> TASK TO CARRY OUT
Which lines in the records below contain the word "subtitle"? Copy each of them.

> RECORD EXCERPTS
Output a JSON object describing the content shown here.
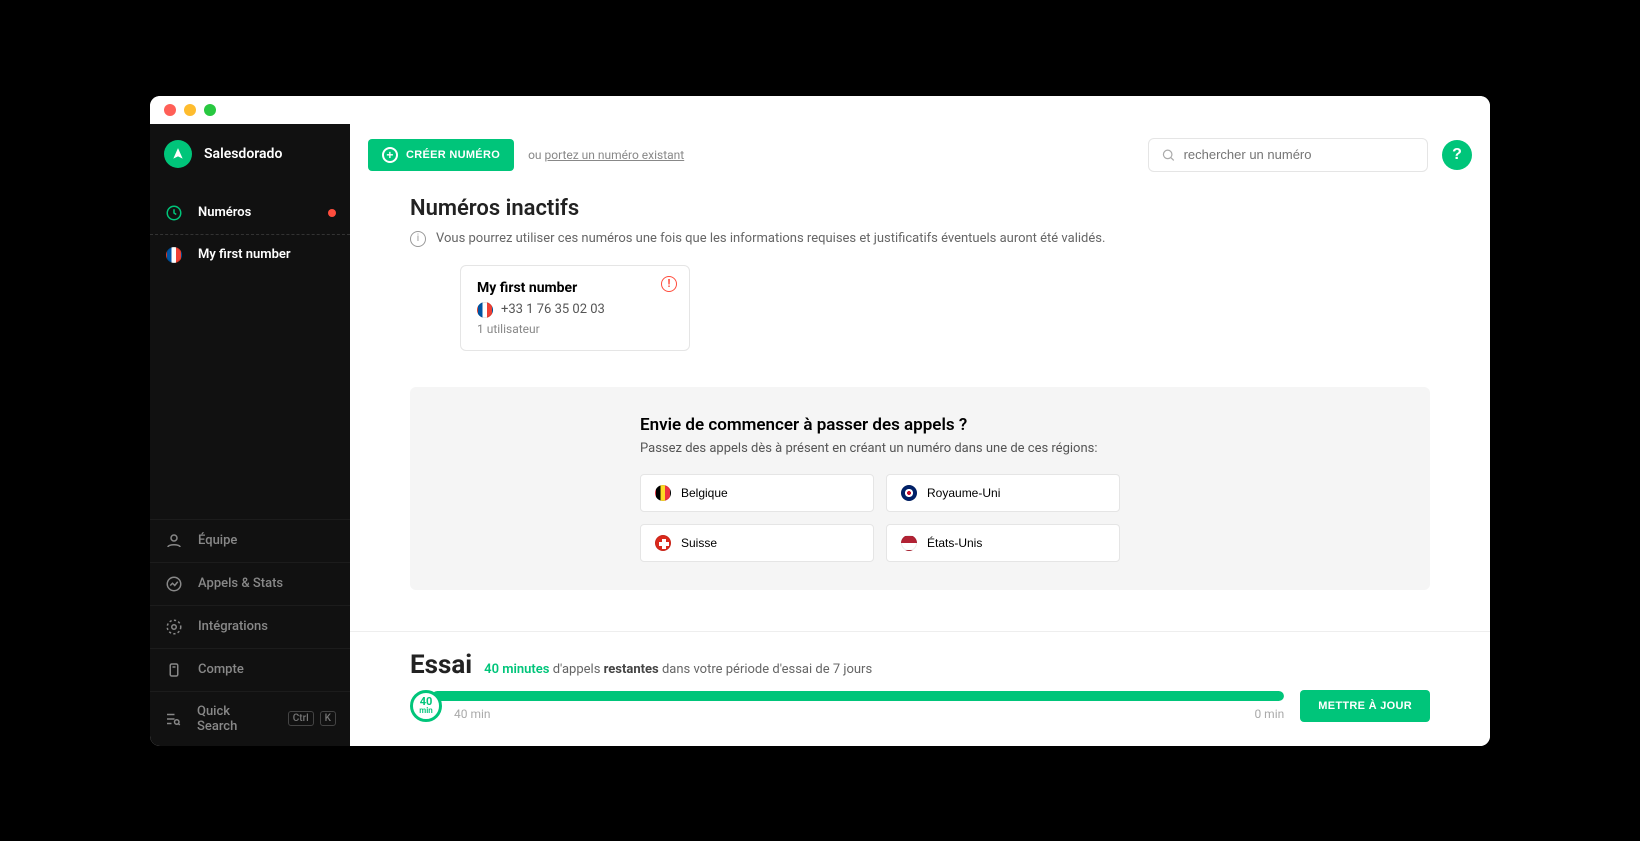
{
  "brand": {
    "name": "Salesdorado"
  },
  "sidebar": {
    "numeros": "Numéros",
    "first_number": "My first number",
    "equipe": "Équipe",
    "appels": "Appels & Stats",
    "integrations": "Intégrations",
    "compte": "Compte",
    "quick_search": "Quick Search",
    "kbd1": "Ctrl",
    "kbd2": "K"
  },
  "topbar": {
    "create": "CRÉER NUMÉRO",
    "import_prefix": "ou ",
    "import_link": "portez un numéro existant",
    "search_placeholder": "rechercher un numéro",
    "help": "?"
  },
  "inactive": {
    "title": "Numéros inactifs",
    "subtitle": "Vous pourrez utiliser ces numéros une fois que les informations requises et justificatifs éventuels auront été validés.",
    "card": {
      "name": "My first number",
      "phone": "+33 1 76 35 02 03",
      "users": "1 utilisateur",
      "warn": "!"
    }
  },
  "promo": {
    "title": "Envie de commencer à passer des appels ?",
    "subtitle": "Passez des appels dès à présent en créant un numéro dans une de ces régions:",
    "regions": {
      "be": "Belgique",
      "uk": "Royaume-Uni",
      "ch": "Suisse",
      "us": "États-Unis"
    }
  },
  "trial": {
    "title": "Essai",
    "accent": "40 minutes",
    "mid": " d'appels ",
    "bold": "restantes",
    "rest": " dans votre période d'essai de 7 jours",
    "knob": "40",
    "knob_unit": "min",
    "left_label": "40 min",
    "right_label": "0 min",
    "upgrade": "METTRE À JOUR",
    "fill_percent": 100
  }
}
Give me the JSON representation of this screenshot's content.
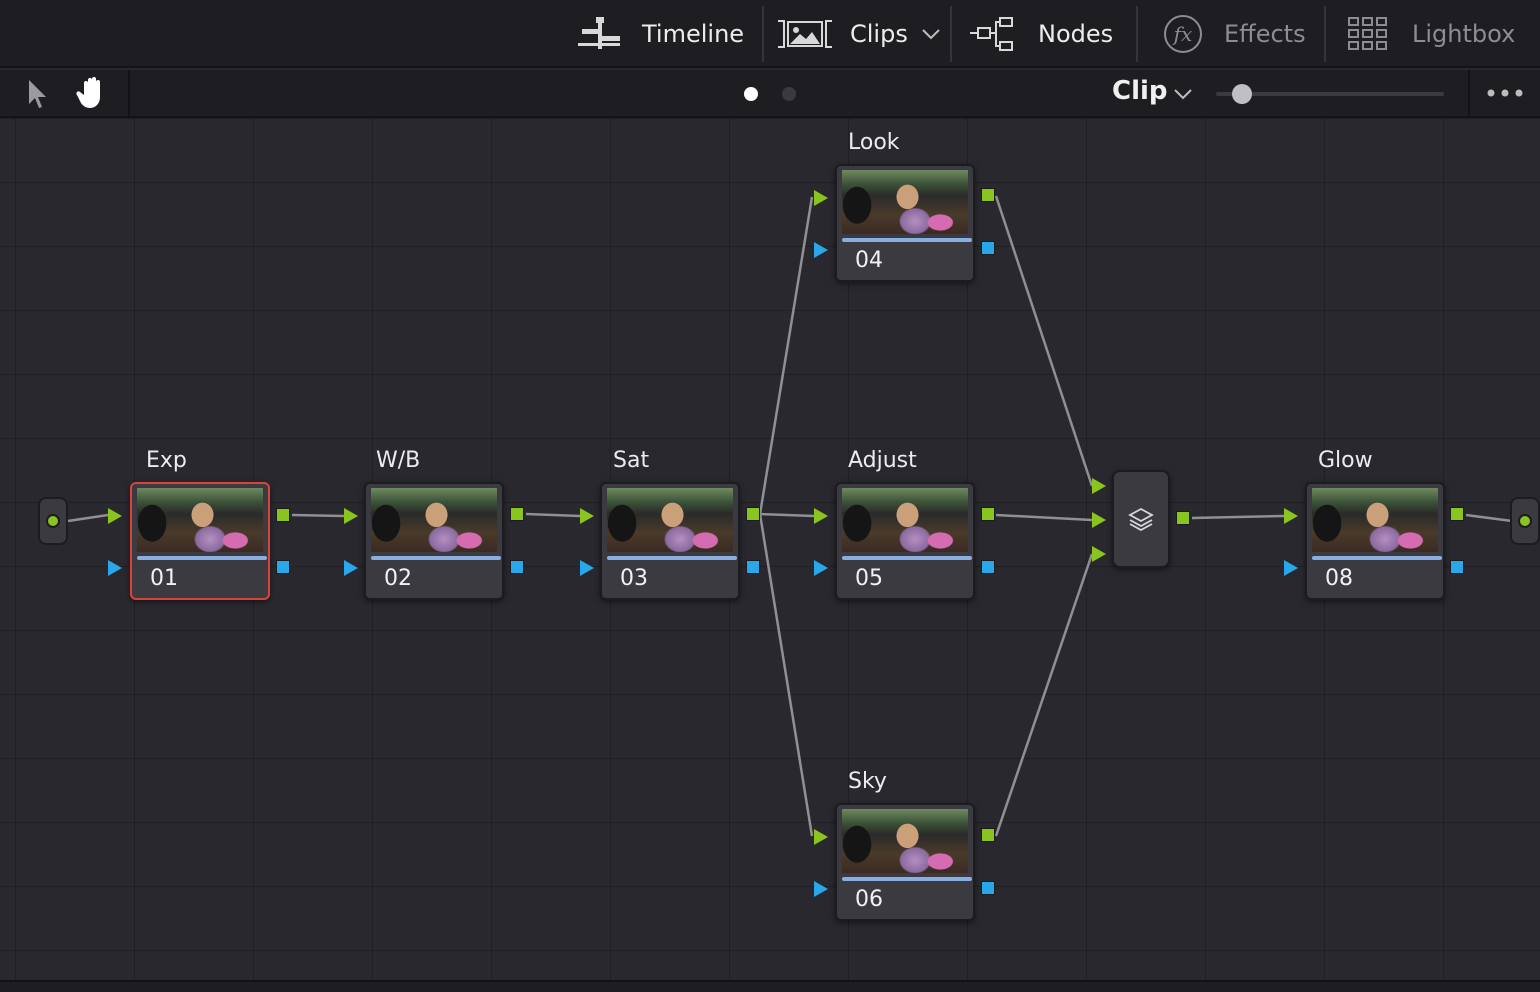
{
  "toolbar": {
    "timeline": {
      "label": "Timeline",
      "icon": "timeline-icon"
    },
    "clips": {
      "label": "Clips",
      "icon": "clips-icon"
    },
    "nodes": {
      "label": "Nodes",
      "icon": "nodes-icon"
    },
    "effects": {
      "label": "Effects",
      "icon": "fx-icon"
    },
    "lightbox": {
      "label": "Lightbox",
      "icon": "lightbox-icon"
    }
  },
  "subbar": {
    "mode_label": "Clip",
    "zoom_level": 0.07,
    "pager_count": 2,
    "pager_active": 0
  },
  "colors": {
    "green_port": "#8ac41e",
    "blue_port": "#2aa7e8",
    "selected_border": "#d9443a",
    "canvas_bg": "#28282e"
  },
  "nodes": [
    {
      "id": "01",
      "title": "Exp",
      "selected": true
    },
    {
      "id": "02",
      "title": "W/B",
      "selected": false
    },
    {
      "id": "03",
      "title": "Sat",
      "selected": false
    },
    {
      "id": "04",
      "title": "Look",
      "selected": false
    },
    {
      "id": "05",
      "title": "Adjust",
      "selected": false
    },
    {
      "id": "06",
      "title": "Sky",
      "selected": false
    },
    {
      "id": "08",
      "title": "Glow",
      "selected": false
    }
  ],
  "layer_mixer": {
    "icon": "layers-icon"
  }
}
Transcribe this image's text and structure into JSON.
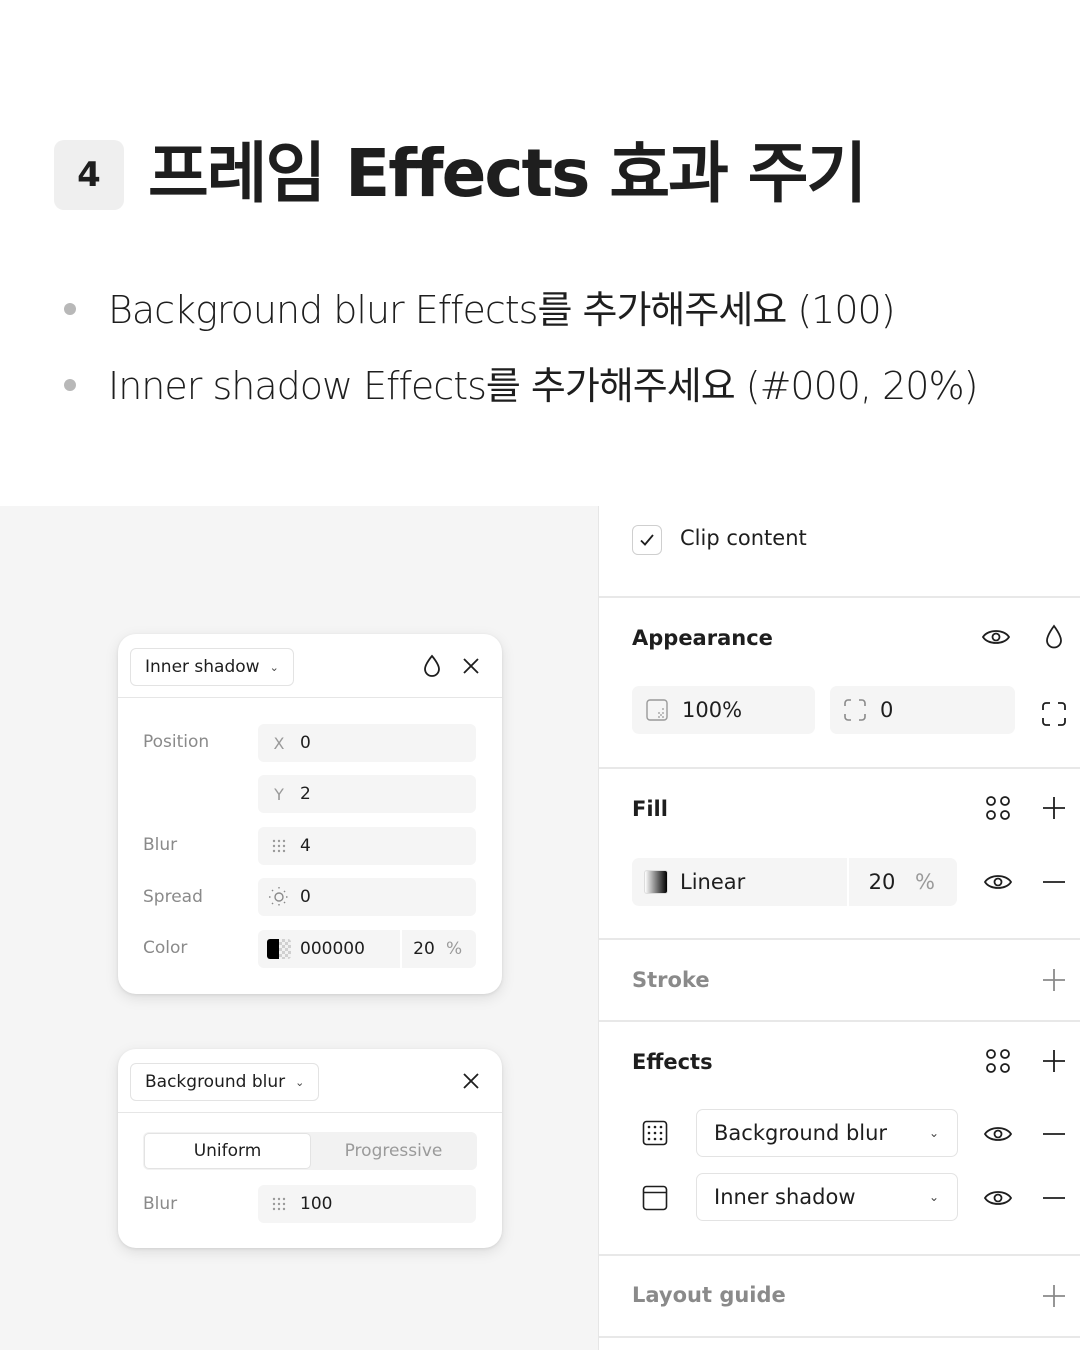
{
  "header": {
    "step_number": "4",
    "title": "프레임 Effects 효과 주기",
    "bullets": [
      "Background blur Effects를 추가해주세요 (100)",
      "Inner shadow Effects를 추가해주세요 (#000, 20%)"
    ]
  },
  "inner_shadow_card": {
    "type": "Inner shadow",
    "position_label": "Position",
    "x_label": "X",
    "x_value": "0",
    "y_label": "Y",
    "y_value": "2",
    "blur_label": "Blur",
    "blur_value": "4",
    "spread_label": "Spread",
    "spread_value": "0",
    "color_label": "Color",
    "color_hex": "000000",
    "color_opacity": "20",
    "percent": "%"
  },
  "background_blur_card": {
    "type": "Background blur",
    "tab_uniform": "Uniform",
    "tab_progressive": "Progressive",
    "active_tab": "Uniform",
    "blur_label": "Blur",
    "blur_value": "100"
  },
  "panel": {
    "clip_content_label": "Clip content",
    "clip_content_checked": true,
    "appearance": {
      "title": "Appearance",
      "opacity": "100%",
      "corner_radius": "0"
    },
    "fill": {
      "title": "Fill",
      "type": "Linear",
      "opacity": "20",
      "percent": "%"
    },
    "stroke": {
      "title": "Stroke"
    },
    "effects": {
      "title": "Effects",
      "items": [
        {
          "label": "Background blur",
          "icon": "background-blur-icon"
        },
        {
          "label": "Inner shadow",
          "icon": "inner-shadow-icon"
        }
      ]
    },
    "layout_guide": {
      "title": "Layout guide"
    }
  },
  "colors": {
    "canvas_bg": "#f5f5f5",
    "muted_text": "#8a8a8a",
    "divider": "#e8e8e8"
  }
}
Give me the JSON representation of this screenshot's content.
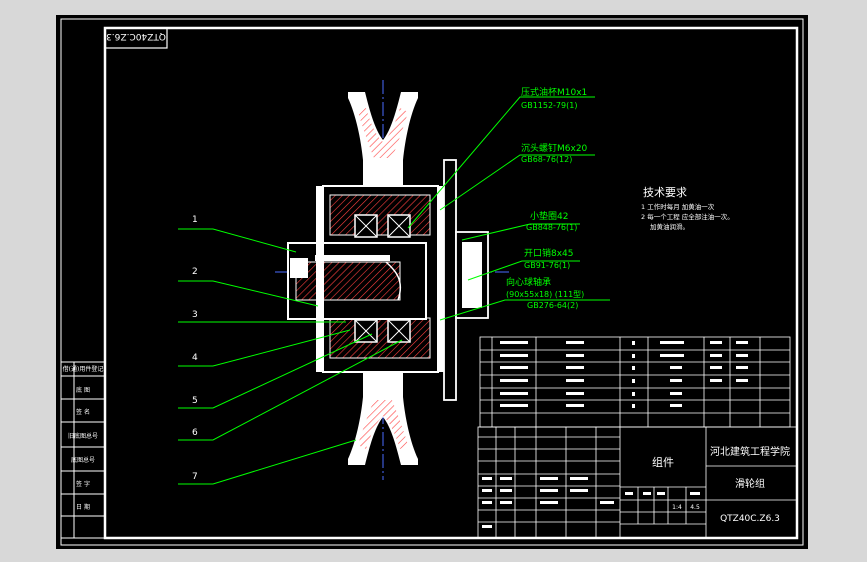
{
  "drawing": {
    "rotated_code": "QTZ40C.Z6.3",
    "title_block": {
      "org": "河北建筑工程学院",
      "part_name": "滑轮组",
      "type": "组件",
      "drawing_no": "QTZ40C.Z6.3",
      "scale": "1:4",
      "sheet": "4.5"
    }
  },
  "callouts": [
    {
      "id": "oil-cup",
      "line1": "压式油杯M10x1",
      "line2": "GB1152-79(1)"
    },
    {
      "id": "countersunk-screw",
      "line1": "沉头螺钉M6x20",
      "line2": "GB68-76(12)"
    },
    {
      "id": "washer",
      "line1": "小垫圈42",
      "line2": "GB848-76(1)"
    },
    {
      "id": "cotter-pin",
      "line1": "开口销8x45",
      "line2": "GB91-76(1)"
    },
    {
      "id": "bearing",
      "line1": "向心球轴承",
      "line2": "(90x55x18)  (111型)",
      "line3": "GB276-64(2)"
    }
  ],
  "part_numbers": [
    "1",
    "2",
    "3",
    "4",
    "5",
    "6",
    "7"
  ],
  "tech_req": {
    "title": "技术要求",
    "item1": "1 工作时每月 加黄油一次",
    "item2": "2 每一个工程 应全部注油一次。",
    "item3": "加黄油润滑。"
  },
  "left_strip": [
    "借(通)用件登记",
    "底 图",
    "签 名",
    "旧底图总号",
    "底图总号",
    "签 字",
    "日 期"
  ],
  "colors": {
    "background": "#000000",
    "frame": "#ffffff",
    "leader": "#00ff00",
    "hatch": "#ff4040",
    "centerline": "#4a6cff",
    "canvas": "#d8d8d8"
  }
}
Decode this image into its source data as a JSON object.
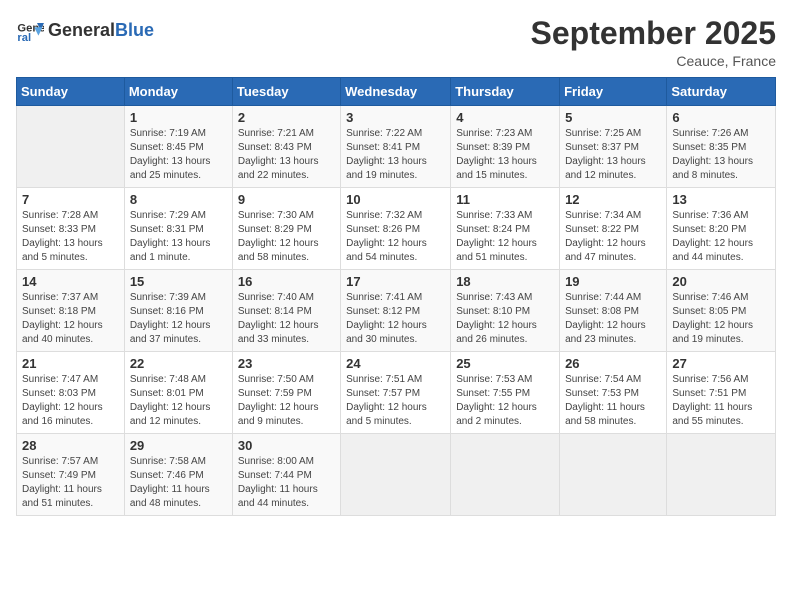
{
  "logo": {
    "general": "General",
    "blue": "Blue"
  },
  "title": "September 2025",
  "subtitle": "Ceauce, France",
  "days_of_week": [
    "Sunday",
    "Monday",
    "Tuesday",
    "Wednesday",
    "Thursday",
    "Friday",
    "Saturday"
  ],
  "weeks": [
    [
      {
        "day": "",
        "info": ""
      },
      {
        "day": "1",
        "info": "Sunrise: 7:19 AM\nSunset: 8:45 PM\nDaylight: 13 hours and 25 minutes."
      },
      {
        "day": "2",
        "info": "Sunrise: 7:21 AM\nSunset: 8:43 PM\nDaylight: 13 hours and 22 minutes."
      },
      {
        "day": "3",
        "info": "Sunrise: 7:22 AM\nSunset: 8:41 PM\nDaylight: 13 hours and 19 minutes."
      },
      {
        "day": "4",
        "info": "Sunrise: 7:23 AM\nSunset: 8:39 PM\nDaylight: 13 hours and 15 minutes."
      },
      {
        "day": "5",
        "info": "Sunrise: 7:25 AM\nSunset: 8:37 PM\nDaylight: 13 hours and 12 minutes."
      },
      {
        "day": "6",
        "info": "Sunrise: 7:26 AM\nSunset: 8:35 PM\nDaylight: 13 hours and 8 minutes."
      }
    ],
    [
      {
        "day": "7",
        "info": "Sunrise: 7:28 AM\nSunset: 8:33 PM\nDaylight: 13 hours and 5 minutes."
      },
      {
        "day": "8",
        "info": "Sunrise: 7:29 AM\nSunset: 8:31 PM\nDaylight: 13 hours and 1 minute."
      },
      {
        "day": "9",
        "info": "Sunrise: 7:30 AM\nSunset: 8:29 PM\nDaylight: 12 hours and 58 minutes."
      },
      {
        "day": "10",
        "info": "Sunrise: 7:32 AM\nSunset: 8:26 PM\nDaylight: 12 hours and 54 minutes."
      },
      {
        "day": "11",
        "info": "Sunrise: 7:33 AM\nSunset: 8:24 PM\nDaylight: 12 hours and 51 minutes."
      },
      {
        "day": "12",
        "info": "Sunrise: 7:34 AM\nSunset: 8:22 PM\nDaylight: 12 hours and 47 minutes."
      },
      {
        "day": "13",
        "info": "Sunrise: 7:36 AM\nSunset: 8:20 PM\nDaylight: 12 hours and 44 minutes."
      }
    ],
    [
      {
        "day": "14",
        "info": "Sunrise: 7:37 AM\nSunset: 8:18 PM\nDaylight: 12 hours and 40 minutes."
      },
      {
        "day": "15",
        "info": "Sunrise: 7:39 AM\nSunset: 8:16 PM\nDaylight: 12 hours and 37 minutes."
      },
      {
        "day": "16",
        "info": "Sunrise: 7:40 AM\nSunset: 8:14 PM\nDaylight: 12 hours and 33 minutes."
      },
      {
        "day": "17",
        "info": "Sunrise: 7:41 AM\nSunset: 8:12 PM\nDaylight: 12 hours and 30 minutes."
      },
      {
        "day": "18",
        "info": "Sunrise: 7:43 AM\nSunset: 8:10 PM\nDaylight: 12 hours and 26 minutes."
      },
      {
        "day": "19",
        "info": "Sunrise: 7:44 AM\nSunset: 8:08 PM\nDaylight: 12 hours and 23 minutes."
      },
      {
        "day": "20",
        "info": "Sunrise: 7:46 AM\nSunset: 8:05 PM\nDaylight: 12 hours and 19 minutes."
      }
    ],
    [
      {
        "day": "21",
        "info": "Sunrise: 7:47 AM\nSunset: 8:03 PM\nDaylight: 12 hours and 16 minutes."
      },
      {
        "day": "22",
        "info": "Sunrise: 7:48 AM\nSunset: 8:01 PM\nDaylight: 12 hours and 12 minutes."
      },
      {
        "day": "23",
        "info": "Sunrise: 7:50 AM\nSunset: 7:59 PM\nDaylight: 12 hours and 9 minutes."
      },
      {
        "day": "24",
        "info": "Sunrise: 7:51 AM\nSunset: 7:57 PM\nDaylight: 12 hours and 5 minutes."
      },
      {
        "day": "25",
        "info": "Sunrise: 7:53 AM\nSunset: 7:55 PM\nDaylight: 12 hours and 2 minutes."
      },
      {
        "day": "26",
        "info": "Sunrise: 7:54 AM\nSunset: 7:53 PM\nDaylight: 11 hours and 58 minutes."
      },
      {
        "day": "27",
        "info": "Sunrise: 7:56 AM\nSunset: 7:51 PM\nDaylight: 11 hours and 55 minutes."
      }
    ],
    [
      {
        "day": "28",
        "info": "Sunrise: 7:57 AM\nSunset: 7:49 PM\nDaylight: 11 hours and 51 minutes."
      },
      {
        "day": "29",
        "info": "Sunrise: 7:58 AM\nSunset: 7:46 PM\nDaylight: 11 hours and 48 minutes."
      },
      {
        "day": "30",
        "info": "Sunrise: 8:00 AM\nSunset: 7:44 PM\nDaylight: 11 hours and 44 minutes."
      },
      {
        "day": "",
        "info": ""
      },
      {
        "day": "",
        "info": ""
      },
      {
        "day": "",
        "info": ""
      },
      {
        "day": "",
        "info": ""
      }
    ]
  ]
}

> ANSWER TO THIS EXERCISE
    "subtitle": "Vous pourrez utiliser ces numéros une fois que les informations requises et justificatifs éventuels auront été validés.",
    "subtitle": "Passez des appels dès à présent en créant un numéro dans une de ces régions:",
  "subtitle": "Ceauce, France",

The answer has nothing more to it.